↓↓↓
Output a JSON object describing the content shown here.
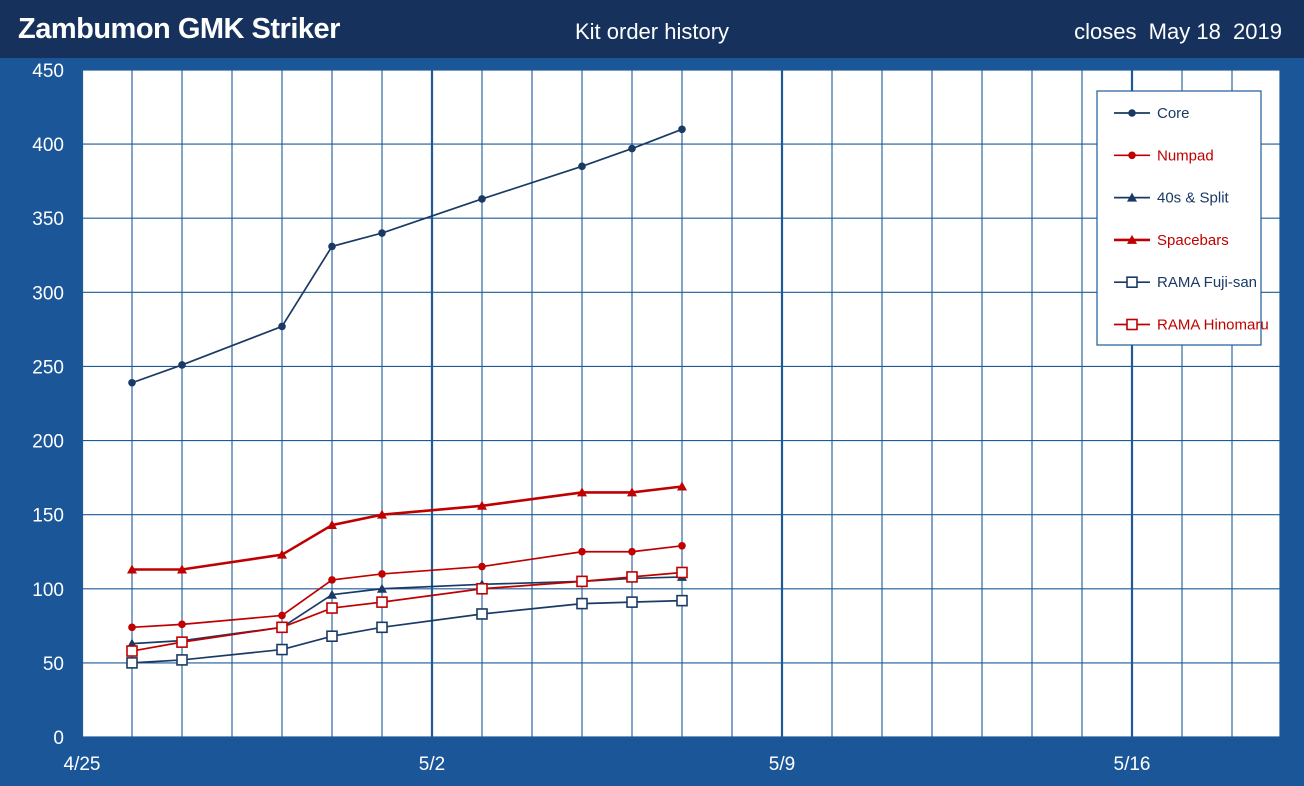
{
  "header": {
    "left_title": "Zambumon GMK Striker",
    "center_title": "Kit order history",
    "right_text": "closes  May 18  2019"
  },
  "colors": {
    "background": "#1b5798",
    "header": "#16325c",
    "plot": "#ffffff",
    "grid": "#1d5a98",
    "navy": "#1a3a66",
    "red": "#c00000"
  },
  "chart_data": {
    "type": "line",
    "title": "Kit order history",
    "xlabel": "",
    "ylabel": "",
    "ylim": [
      0,
      450
    ],
    "yticks": [
      0,
      50,
      100,
      150,
      200,
      250,
      300,
      350,
      400,
      450
    ],
    "xlim": [
      "4/25",
      "5/20"
    ],
    "xtick_labels": [
      "4/25",
      "5/2",
      "5/9",
      "5/16"
    ],
    "grid": true,
    "legend_position": "top-right",
    "x": [
      "4/26",
      "4/27",
      "4/29",
      "4/30",
      "5/1",
      "5/3",
      "5/5",
      "5/6",
      "5/7"
    ],
    "series": [
      {
        "name": "Core",
        "color": "#1a3a66",
        "marker": "circle",
        "values": [
          239,
          251,
          277,
          331,
          340,
          363,
          385,
          397,
          410
        ]
      },
      {
        "name": "Numpad",
        "color": "#c00000",
        "marker": "circle",
        "values": [
          74,
          76,
          82,
          106,
          110,
          115,
          125,
          125,
          129
        ]
      },
      {
        "name": "40s & Split",
        "color": "#1a3a66",
        "marker": "triangle",
        "values": [
          63,
          65,
          74,
          96,
          100,
          103,
          105,
          107,
          108
        ]
      },
      {
        "name": "Spacebars",
        "color": "#c00000",
        "marker": "triangle",
        "values": [
          113,
          113,
          123,
          143,
          150,
          156,
          165,
          165,
          169
        ]
      },
      {
        "name": "RAMA Fuji-san",
        "color": "#1a3a66",
        "marker": "square",
        "values": [
          50,
          52,
          59,
          68,
          74,
          83,
          90,
          91,
          92
        ]
      },
      {
        "name": "RAMA Hinomaru",
        "color": "#c00000",
        "marker": "square",
        "values": [
          58,
          64,
          74,
          87,
          91,
          100,
          105,
          108,
          111
        ]
      }
    ]
  }
}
↑↑↑
- TO BE DONE
Reproduce the whole listing above word for word, but not its pictures.

- PROBLEM SOLUTION
Output a JSON object describing the content shown here.
{
  "header": {
    "left_title": "Zambumon GMK Striker",
    "center_title": "Kit order history",
    "right_text": "closes  May 18  2019"
  },
  "colors": {
    "background": "#1b5798",
    "header": "#16325c",
    "plot": "#ffffff",
    "grid": "#1d5a98",
    "navy": "#1a3a66",
    "red": "#c00000"
  },
  "chart_data": {
    "type": "line",
    "title": "Kit order history",
    "xlabel": "",
    "ylabel": "",
    "ylim": [
      0,
      450
    ],
    "yticks": [
      0,
      50,
      100,
      150,
      200,
      250,
      300,
      350,
      400,
      450
    ],
    "xlim": [
      "4/25",
      "5/20"
    ],
    "xtick_labels": [
      "4/25",
      "5/2",
      "5/9",
      "5/16"
    ],
    "grid": true,
    "legend_position": "top-right",
    "x": [
      "4/26",
      "4/27",
      "4/29",
      "4/30",
      "5/1",
      "5/3",
      "5/5",
      "5/6",
      "5/7"
    ],
    "series": [
      {
        "name": "Core",
        "color": "#1a3a66",
        "marker": "circle",
        "values": [
          239,
          251,
          277,
          331,
          340,
          363,
          385,
          397,
          410
        ]
      },
      {
        "name": "Numpad",
        "color": "#c00000",
        "marker": "circle",
        "values": [
          74,
          76,
          82,
          106,
          110,
          115,
          125,
          125,
          129
        ]
      },
      {
        "name": "40s & Split",
        "color": "#1a3a66",
        "marker": "triangle",
        "values": [
          63,
          65,
          74,
          96,
          100,
          103,
          105,
          107,
          108
        ]
      },
      {
        "name": "Spacebars",
        "color": "#c00000",
        "marker": "triangle",
        "values": [
          113,
          113,
          123,
          143,
          150,
          156,
          165,
          165,
          169
        ]
      },
      {
        "name": "RAMA Fuji-san",
        "color": "#1a3a66",
        "marker": "square",
        "values": [
          50,
          52,
          59,
          68,
          74,
          83,
          90,
          91,
          92
        ]
      },
      {
        "name": "RAMA Hinomaru",
        "color": "#c00000",
        "marker": "square",
        "values": [
          58,
          64,
          74,
          87,
          91,
          100,
          105,
          108,
          111
        ]
      }
    ]
  }
}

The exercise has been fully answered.